_Task directions_
Identify the lines holding "Total" and copy them.

_Exercise data_
((

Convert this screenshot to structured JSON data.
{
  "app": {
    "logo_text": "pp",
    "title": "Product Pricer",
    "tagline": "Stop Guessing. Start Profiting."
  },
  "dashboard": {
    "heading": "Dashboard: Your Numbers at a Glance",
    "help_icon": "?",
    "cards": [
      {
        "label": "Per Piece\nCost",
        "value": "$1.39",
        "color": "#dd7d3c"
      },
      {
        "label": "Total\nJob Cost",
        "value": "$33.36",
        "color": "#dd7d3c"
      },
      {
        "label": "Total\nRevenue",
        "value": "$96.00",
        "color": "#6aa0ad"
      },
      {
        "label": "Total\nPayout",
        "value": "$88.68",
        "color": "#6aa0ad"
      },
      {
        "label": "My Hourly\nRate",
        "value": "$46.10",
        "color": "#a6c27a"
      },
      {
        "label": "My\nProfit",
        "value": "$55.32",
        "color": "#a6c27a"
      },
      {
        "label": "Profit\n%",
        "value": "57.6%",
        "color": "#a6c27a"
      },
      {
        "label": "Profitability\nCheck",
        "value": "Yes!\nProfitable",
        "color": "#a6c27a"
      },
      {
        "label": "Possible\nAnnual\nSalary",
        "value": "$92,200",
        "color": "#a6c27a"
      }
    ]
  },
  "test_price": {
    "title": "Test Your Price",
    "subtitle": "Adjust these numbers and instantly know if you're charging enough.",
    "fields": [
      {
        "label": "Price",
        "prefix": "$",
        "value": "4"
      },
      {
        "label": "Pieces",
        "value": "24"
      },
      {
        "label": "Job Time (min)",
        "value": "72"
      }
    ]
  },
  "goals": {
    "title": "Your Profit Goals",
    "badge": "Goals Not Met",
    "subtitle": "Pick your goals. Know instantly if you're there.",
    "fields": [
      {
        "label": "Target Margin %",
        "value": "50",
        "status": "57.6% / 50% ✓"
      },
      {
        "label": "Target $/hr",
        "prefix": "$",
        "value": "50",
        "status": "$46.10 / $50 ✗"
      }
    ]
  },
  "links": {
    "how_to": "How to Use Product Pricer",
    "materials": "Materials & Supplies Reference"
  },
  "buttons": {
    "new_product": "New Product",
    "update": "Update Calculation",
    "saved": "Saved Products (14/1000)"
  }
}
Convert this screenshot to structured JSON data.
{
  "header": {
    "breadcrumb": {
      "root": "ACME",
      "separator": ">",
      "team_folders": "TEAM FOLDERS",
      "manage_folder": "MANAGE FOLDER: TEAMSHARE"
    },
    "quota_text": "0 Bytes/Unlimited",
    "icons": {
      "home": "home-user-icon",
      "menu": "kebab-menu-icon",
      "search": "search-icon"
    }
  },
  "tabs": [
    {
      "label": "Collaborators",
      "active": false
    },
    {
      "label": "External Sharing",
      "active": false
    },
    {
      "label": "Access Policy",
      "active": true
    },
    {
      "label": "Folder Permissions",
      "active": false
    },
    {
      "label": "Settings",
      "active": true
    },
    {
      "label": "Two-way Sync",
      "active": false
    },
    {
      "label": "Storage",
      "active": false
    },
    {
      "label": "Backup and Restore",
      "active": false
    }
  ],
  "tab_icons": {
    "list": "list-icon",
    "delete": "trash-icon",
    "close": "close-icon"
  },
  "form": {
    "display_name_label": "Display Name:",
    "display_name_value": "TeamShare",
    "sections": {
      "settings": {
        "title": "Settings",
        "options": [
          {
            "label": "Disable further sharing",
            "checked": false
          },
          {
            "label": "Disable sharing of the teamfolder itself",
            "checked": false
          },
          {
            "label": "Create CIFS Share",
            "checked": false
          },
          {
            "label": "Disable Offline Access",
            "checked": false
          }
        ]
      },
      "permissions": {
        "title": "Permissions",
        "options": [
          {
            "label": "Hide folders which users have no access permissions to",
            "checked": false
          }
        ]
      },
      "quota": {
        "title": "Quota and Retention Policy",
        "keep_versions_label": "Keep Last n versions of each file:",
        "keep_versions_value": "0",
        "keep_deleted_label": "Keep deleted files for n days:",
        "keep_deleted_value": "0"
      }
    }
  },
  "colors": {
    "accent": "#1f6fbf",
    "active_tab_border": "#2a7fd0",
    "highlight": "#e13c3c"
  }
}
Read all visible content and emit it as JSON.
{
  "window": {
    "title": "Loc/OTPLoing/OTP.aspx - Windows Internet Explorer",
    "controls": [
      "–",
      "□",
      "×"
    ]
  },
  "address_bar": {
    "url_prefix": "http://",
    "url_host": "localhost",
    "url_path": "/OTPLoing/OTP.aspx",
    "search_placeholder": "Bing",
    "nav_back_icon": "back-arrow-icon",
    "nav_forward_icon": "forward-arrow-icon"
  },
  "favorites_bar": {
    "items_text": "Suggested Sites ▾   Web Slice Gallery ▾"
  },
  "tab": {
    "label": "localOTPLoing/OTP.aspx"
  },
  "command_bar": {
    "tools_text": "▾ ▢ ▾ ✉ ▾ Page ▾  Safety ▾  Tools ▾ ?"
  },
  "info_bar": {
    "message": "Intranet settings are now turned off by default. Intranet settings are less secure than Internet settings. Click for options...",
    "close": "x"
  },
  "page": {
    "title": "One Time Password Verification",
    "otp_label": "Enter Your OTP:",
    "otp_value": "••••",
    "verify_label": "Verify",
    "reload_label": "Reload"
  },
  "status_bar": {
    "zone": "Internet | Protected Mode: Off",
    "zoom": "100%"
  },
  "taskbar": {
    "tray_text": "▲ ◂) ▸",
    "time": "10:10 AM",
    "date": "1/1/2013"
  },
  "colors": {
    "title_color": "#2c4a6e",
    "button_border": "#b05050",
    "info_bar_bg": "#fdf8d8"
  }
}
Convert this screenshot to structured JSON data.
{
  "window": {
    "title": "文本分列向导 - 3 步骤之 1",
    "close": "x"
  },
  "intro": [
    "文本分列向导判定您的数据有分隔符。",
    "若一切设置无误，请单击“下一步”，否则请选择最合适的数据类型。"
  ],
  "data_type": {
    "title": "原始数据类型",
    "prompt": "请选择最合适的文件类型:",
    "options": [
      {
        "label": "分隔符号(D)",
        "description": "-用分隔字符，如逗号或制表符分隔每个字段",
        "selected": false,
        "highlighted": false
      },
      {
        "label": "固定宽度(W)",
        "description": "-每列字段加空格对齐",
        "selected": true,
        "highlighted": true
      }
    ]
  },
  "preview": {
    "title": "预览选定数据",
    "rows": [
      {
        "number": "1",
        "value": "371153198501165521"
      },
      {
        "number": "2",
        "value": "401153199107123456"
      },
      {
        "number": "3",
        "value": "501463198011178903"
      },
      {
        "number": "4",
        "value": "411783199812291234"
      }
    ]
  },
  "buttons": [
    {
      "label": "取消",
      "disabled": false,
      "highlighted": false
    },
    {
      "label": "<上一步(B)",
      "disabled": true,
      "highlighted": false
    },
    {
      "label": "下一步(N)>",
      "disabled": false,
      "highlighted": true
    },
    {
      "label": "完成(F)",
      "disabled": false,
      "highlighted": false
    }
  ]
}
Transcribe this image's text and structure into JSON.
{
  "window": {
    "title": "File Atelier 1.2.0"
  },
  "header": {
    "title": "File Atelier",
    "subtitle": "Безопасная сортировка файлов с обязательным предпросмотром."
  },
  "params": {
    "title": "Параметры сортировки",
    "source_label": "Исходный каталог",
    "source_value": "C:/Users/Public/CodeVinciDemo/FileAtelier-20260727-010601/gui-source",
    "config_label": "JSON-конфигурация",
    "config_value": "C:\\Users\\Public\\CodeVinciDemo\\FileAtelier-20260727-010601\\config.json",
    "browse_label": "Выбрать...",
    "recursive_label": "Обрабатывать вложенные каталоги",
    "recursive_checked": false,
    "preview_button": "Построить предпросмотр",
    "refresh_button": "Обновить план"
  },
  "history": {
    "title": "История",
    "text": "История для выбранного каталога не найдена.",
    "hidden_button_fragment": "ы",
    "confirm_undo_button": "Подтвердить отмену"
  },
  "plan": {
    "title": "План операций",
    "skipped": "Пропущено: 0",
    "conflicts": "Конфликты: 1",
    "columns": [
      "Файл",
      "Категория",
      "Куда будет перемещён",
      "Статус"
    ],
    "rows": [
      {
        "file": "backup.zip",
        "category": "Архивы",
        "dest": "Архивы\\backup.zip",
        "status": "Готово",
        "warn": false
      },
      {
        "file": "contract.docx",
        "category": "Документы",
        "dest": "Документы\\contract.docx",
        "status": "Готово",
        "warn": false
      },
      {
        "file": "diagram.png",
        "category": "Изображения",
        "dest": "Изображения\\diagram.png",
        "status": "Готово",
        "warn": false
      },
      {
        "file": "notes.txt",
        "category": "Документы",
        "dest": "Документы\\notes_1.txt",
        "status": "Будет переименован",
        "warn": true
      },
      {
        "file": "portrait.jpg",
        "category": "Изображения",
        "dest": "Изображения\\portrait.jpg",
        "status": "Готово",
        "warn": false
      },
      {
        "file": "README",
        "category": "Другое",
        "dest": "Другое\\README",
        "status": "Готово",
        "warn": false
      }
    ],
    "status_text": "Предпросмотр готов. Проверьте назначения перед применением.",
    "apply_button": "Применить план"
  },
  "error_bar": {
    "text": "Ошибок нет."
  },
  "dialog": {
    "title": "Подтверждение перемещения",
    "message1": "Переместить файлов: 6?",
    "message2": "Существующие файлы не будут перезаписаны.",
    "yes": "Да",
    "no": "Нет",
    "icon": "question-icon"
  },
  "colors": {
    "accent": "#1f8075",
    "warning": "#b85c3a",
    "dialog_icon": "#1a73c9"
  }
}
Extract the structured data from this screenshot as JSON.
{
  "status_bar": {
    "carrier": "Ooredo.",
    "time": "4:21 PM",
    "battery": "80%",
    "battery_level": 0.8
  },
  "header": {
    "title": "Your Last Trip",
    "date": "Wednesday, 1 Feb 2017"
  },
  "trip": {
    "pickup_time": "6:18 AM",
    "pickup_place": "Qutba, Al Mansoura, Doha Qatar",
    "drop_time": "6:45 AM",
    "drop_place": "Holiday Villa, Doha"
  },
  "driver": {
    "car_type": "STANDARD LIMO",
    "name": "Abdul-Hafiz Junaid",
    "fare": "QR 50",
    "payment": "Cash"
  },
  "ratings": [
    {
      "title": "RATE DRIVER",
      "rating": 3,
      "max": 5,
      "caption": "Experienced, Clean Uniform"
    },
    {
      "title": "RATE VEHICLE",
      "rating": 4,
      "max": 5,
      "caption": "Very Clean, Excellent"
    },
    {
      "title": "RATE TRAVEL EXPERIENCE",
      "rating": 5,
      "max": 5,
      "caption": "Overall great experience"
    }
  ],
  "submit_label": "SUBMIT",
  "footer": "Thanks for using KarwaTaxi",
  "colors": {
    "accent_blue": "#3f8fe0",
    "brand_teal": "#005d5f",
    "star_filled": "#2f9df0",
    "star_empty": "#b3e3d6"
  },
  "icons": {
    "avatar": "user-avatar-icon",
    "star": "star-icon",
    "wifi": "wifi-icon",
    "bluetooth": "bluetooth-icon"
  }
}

))

_Problem solution_
        "label": "Total\nJob Cost",
        "label": "Total\nRevenue",
        "label": "Total\nPayout",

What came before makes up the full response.